— Begin PROVIDED DATA —

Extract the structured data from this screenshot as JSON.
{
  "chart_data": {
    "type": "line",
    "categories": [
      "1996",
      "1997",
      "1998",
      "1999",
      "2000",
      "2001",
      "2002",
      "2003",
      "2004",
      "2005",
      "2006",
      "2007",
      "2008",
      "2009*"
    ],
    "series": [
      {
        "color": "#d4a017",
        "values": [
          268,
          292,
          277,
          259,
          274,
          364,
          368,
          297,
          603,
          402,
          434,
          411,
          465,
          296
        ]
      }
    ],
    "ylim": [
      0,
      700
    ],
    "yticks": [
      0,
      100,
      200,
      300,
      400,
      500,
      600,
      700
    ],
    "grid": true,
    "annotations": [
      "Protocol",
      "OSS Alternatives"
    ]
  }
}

— End PROVIDED DATA —

_EXERCISE OBJECTIVE_. Extract every record and return it verbatim.

_RESULT OF THIS TASK_.
Extract the structured data from this screenshot as JSON.
{
  "chart_data": {
    "type": "line",
    "categories": [
      "1996",
      "1997",
      "1998",
      "1999",
      "2000",
      "2001",
      "2002",
      "2003",
      "2004",
      "2005",
      "2006",
      "2007",
      "2008",
      "2009*"
    ],
    "series": [
      {
        "color": "#d4a017",
        "values": [
          268,
          292,
          277,
          259,
          274,
          364,
          368,
          297,
          603,
          402,
          434,
          411,
          465,
          296
        ]
      }
    ],
    "ylim": [
      0,
      700
    ],
    "yticks": [
      0,
      100,
      200,
      300,
      400,
      500,
      600,
      700
    ],
    "grid": true,
    "annotations": [
      "Protocol",
      "OSS Alternatives"
    ]
  }
}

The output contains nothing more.